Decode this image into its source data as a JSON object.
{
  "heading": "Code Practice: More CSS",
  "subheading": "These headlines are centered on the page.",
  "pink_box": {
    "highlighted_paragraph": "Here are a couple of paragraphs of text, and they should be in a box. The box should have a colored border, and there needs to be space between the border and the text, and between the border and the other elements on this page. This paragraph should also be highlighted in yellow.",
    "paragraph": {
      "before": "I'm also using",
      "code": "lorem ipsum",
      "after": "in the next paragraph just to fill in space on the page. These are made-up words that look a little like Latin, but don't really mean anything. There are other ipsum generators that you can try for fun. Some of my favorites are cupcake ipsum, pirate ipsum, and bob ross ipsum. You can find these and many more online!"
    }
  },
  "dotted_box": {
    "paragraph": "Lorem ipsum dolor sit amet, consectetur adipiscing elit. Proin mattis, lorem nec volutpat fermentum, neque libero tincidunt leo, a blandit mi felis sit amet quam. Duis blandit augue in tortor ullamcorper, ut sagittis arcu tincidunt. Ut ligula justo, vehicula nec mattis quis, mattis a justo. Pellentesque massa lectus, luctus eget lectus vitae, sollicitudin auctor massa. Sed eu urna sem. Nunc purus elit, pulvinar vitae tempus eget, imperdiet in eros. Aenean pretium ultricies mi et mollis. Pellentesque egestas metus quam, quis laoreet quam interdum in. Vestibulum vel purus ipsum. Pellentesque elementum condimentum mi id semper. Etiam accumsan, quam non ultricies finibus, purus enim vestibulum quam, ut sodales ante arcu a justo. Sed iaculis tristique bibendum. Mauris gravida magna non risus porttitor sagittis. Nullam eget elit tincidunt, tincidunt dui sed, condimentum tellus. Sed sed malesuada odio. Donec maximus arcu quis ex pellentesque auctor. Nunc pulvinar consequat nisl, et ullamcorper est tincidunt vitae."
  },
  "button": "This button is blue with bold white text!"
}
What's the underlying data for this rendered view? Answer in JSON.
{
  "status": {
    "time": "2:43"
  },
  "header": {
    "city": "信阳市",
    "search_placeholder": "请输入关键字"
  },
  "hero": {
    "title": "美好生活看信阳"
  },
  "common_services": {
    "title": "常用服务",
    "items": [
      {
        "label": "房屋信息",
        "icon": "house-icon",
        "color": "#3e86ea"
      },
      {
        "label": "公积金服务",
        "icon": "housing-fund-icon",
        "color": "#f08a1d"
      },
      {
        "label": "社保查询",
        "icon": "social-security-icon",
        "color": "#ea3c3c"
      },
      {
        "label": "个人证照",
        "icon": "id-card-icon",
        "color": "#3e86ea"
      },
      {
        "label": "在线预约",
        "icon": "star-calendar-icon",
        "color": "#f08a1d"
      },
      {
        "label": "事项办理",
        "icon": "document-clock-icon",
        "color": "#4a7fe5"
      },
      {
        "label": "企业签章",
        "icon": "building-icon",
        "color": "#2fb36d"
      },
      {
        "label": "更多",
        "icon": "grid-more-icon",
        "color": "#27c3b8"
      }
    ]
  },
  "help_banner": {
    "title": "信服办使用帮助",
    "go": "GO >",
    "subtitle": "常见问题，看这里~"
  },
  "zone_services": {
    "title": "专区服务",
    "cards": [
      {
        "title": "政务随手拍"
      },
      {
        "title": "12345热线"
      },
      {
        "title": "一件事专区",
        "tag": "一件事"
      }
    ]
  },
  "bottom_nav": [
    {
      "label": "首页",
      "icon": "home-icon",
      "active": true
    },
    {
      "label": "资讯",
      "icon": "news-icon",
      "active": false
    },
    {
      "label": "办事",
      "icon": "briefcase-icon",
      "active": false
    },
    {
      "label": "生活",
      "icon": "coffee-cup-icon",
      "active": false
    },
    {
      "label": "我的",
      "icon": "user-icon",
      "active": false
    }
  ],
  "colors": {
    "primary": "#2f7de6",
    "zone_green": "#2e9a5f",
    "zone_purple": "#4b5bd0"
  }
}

- _SET PROBLEM_
Retype all of the material above with every character intact.

- _FINAL RESULT_
Decode this image into its source data as a JSON object.
{
  "heading": "Code Practice: More CSS",
  "subheading": "These headlines are centered on the page.",
  "pink_box": {
    "highlighted_paragraph": "Here are a couple of paragraphs of text, and they should be in a box. The box should have a colored border, and there needs to be space between the border and the text, and between the border and the other elements on this page. This paragraph should also be highlighted in yellow.",
    "paragraph": {
      "before": "I'm also using",
      "code": "lorem ipsum",
      "after": "in the next paragraph just to fill in space on the page. These are made-up words that look a little like Latin, but don't really mean anything. There are other ipsum generators that you can try for fun. Some of my favorites are cupcake ipsum, pirate ipsum, and bob ross ipsum. You can find these and many more online!"
    }
  },
  "dotted_box": {
    "paragraph": "Lorem ipsum dolor sit amet, consectetur adipiscing elit. Proin mattis, lorem nec volutpat fermentum, neque libero tincidunt leo, a blandit mi felis sit amet quam. Duis blandit augue in tortor ullamcorper, ut sagittis arcu tincidunt. Ut ligula justo, vehicula nec mattis quis, mattis a justo. Pellentesque massa lectus, luctus eget lectus vitae, sollicitudin auctor massa. Sed eu urna sem. Nunc purus elit, pulvinar vitae tempus eget, imperdiet in eros. Aenean pretium ultricies mi et mollis. Pellentesque egestas metus quam, quis laoreet quam interdum in. Vestibulum vel purus ipsum. Pellentesque elementum condimentum mi id semper. Etiam accumsan, quam non ultricies finibus, purus enim vestibulum quam, ut sodales ante arcu a justo. Sed iaculis tristique bibendum. Mauris gravida magna non risus porttitor sagittis. Nullam eget elit tincidunt, tincidunt dui sed, condimentum tellus. Sed sed malesuada odio. Donec maximus arcu quis ex pellentesque auctor. Nunc pulvinar consequat nisl, et ullamcorper est tincidunt vitae."
  },
  "button": "This button is blue with bold white text!"
}
What's the underlying data for this rendered view? Answer in JSON.
{
  "status": {
    "time": "2:43"
  },
  "header": {
    "city": "信阳市",
    "search_placeholder": "请输入关键字"
  },
  "hero": {
    "title": "美好生活看信阳"
  },
  "common_services": {
    "title": "常用服务",
    "items": [
      {
        "label": "房屋信息",
        "icon": "house-icon",
        "color": "#3e86ea"
      },
      {
        "label": "公积金服务",
        "icon": "housing-fund-icon",
        "color": "#f08a1d"
      },
      {
        "label": "社保查询",
        "icon": "social-security-icon",
        "color": "#ea3c3c"
      },
      {
        "label": "个人证照",
        "icon": "id-card-icon",
        "color": "#3e86ea"
      },
      {
        "label": "在线预约",
        "icon": "star-calendar-icon",
        "color": "#f08a1d"
      },
      {
        "label": "事项办理",
        "icon": "document-clock-icon",
        "color": "#4a7fe5"
      },
      {
        "label": "企业签章",
        "icon": "building-icon",
        "color": "#2fb36d"
      },
      {
        "label": "更多",
        "icon": "grid-more-icon",
        "color": "#27c3b8"
      }
    ]
  },
  "help_banner": {
    "title": "信服办使用帮助",
    "go": "GO >",
    "subtitle": "常见问题，看这里~"
  },
  "zone_services": {
    "title": "专区服务",
    "cards": [
      {
        "title": "政务随手拍"
      },
      {
        "title": "12345热线"
      },
      {
        "title": "一件事专区",
        "tag": "一件事"
      }
    ]
  },
  "bottom_nav": [
    {
      "label": "首页",
      "icon": "home-icon",
      "active": true
    },
    {
      "label": "资讯",
      "icon": "news-icon",
      "active": false
    },
    {
      "label": "办事",
      "icon": "briefcase-icon",
      "active": false
    },
    {
      "label": "生活",
      "icon": "coffee-cup-icon",
      "active": false
    },
    {
      "label": "我的",
      "icon": "user-icon",
      "active": false
    }
  ],
  "colors": {
    "primary": "#2f7de6",
    "zone_green": "#2e9a5f",
    "zone_purple": "#4b5bd0"
  }
}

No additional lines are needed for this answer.